» **Your objective**
Which lines of the records below contain the word "early"? Show each one.
### Provided information
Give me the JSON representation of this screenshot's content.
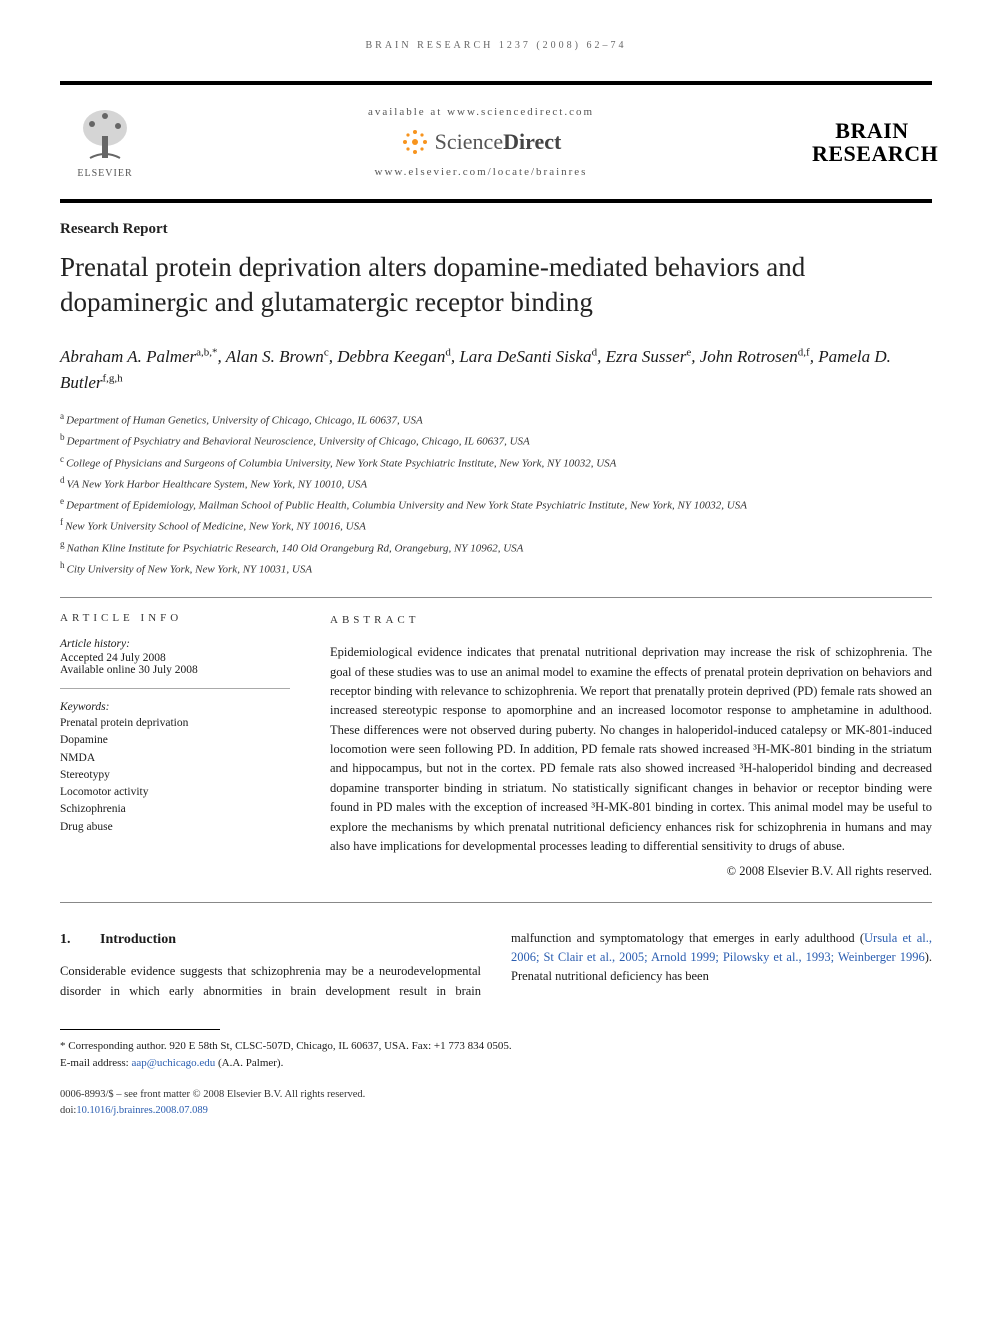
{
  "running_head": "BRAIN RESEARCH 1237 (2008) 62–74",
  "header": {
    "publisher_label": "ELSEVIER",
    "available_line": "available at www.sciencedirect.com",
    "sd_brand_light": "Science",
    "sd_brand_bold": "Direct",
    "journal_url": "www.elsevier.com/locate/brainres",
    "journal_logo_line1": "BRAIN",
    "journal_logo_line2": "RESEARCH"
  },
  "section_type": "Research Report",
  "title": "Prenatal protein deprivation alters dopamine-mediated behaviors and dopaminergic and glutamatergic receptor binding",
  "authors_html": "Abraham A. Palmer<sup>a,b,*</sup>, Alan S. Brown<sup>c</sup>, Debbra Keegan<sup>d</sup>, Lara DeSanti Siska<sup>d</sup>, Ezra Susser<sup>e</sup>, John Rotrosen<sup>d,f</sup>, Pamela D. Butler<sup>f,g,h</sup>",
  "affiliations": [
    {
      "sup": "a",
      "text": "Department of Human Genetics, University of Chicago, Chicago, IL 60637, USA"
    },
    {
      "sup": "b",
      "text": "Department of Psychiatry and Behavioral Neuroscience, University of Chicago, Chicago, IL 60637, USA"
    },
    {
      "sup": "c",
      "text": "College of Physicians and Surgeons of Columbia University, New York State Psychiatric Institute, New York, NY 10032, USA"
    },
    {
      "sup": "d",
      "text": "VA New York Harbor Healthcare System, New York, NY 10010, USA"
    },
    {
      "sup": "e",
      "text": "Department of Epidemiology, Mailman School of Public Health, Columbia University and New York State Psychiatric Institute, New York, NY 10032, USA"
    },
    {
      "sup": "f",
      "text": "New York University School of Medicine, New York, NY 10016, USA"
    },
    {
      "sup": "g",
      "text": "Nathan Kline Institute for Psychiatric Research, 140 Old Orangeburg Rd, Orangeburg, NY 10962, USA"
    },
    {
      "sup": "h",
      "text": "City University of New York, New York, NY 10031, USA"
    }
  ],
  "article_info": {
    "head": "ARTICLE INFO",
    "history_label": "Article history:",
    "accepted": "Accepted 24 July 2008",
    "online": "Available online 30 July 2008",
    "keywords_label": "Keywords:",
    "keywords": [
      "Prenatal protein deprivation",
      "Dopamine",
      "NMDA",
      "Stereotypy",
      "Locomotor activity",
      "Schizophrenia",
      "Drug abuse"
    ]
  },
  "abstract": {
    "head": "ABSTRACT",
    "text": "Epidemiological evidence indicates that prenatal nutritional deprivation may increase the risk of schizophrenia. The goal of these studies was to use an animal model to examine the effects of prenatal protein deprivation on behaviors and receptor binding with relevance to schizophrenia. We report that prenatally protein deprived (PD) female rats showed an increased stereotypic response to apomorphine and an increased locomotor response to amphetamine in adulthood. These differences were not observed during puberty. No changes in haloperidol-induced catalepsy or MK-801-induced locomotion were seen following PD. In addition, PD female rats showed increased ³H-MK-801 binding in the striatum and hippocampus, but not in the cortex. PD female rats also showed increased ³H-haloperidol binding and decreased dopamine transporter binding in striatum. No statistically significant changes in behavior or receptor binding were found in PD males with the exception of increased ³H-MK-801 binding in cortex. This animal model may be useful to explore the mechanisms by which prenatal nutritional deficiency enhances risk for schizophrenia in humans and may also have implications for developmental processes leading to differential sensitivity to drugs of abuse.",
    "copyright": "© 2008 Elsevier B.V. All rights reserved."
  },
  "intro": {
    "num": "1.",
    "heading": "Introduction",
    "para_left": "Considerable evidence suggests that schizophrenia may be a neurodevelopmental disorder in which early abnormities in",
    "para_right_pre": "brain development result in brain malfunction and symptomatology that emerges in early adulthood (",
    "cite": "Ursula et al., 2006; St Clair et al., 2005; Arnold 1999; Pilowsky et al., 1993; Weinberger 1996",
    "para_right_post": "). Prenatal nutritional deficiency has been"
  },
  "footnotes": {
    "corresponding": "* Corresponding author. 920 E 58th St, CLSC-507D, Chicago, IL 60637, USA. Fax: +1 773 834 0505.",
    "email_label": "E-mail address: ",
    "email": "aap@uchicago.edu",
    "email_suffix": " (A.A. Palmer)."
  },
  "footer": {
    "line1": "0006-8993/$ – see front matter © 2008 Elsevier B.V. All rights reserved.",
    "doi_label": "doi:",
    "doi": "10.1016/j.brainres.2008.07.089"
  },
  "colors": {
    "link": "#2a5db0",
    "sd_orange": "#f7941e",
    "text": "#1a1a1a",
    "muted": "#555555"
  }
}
######
### Provided information
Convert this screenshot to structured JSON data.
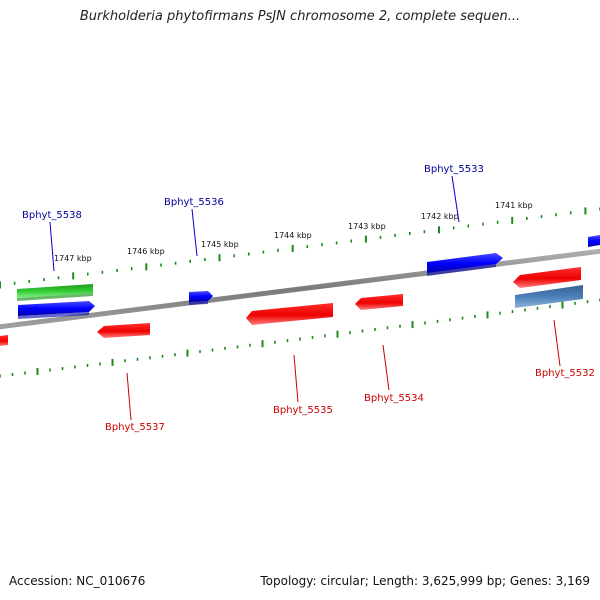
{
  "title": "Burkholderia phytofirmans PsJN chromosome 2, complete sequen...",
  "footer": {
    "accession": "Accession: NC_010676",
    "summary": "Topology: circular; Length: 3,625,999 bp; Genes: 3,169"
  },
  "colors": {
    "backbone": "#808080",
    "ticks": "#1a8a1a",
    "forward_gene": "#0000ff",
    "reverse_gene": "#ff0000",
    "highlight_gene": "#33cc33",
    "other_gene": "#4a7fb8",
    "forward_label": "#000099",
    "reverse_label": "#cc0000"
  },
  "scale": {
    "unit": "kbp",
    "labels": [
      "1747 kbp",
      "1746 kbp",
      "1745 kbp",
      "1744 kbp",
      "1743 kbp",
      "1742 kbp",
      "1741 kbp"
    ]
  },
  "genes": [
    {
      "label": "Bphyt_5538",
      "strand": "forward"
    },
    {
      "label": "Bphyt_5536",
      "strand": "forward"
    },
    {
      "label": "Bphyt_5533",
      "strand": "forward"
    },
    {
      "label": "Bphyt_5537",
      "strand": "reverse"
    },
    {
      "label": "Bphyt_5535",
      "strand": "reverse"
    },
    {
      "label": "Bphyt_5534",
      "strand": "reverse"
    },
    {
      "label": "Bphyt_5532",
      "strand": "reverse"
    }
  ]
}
######
» **Solution for this task**
    "para_left": "Considerable evidence suggests that schizophrenia may be a neurodevelopmental disorder in which early abnormities in",
    "para_right_pre": "brain development result in brain malfunction and symptomatology that emerges in early adulthood (",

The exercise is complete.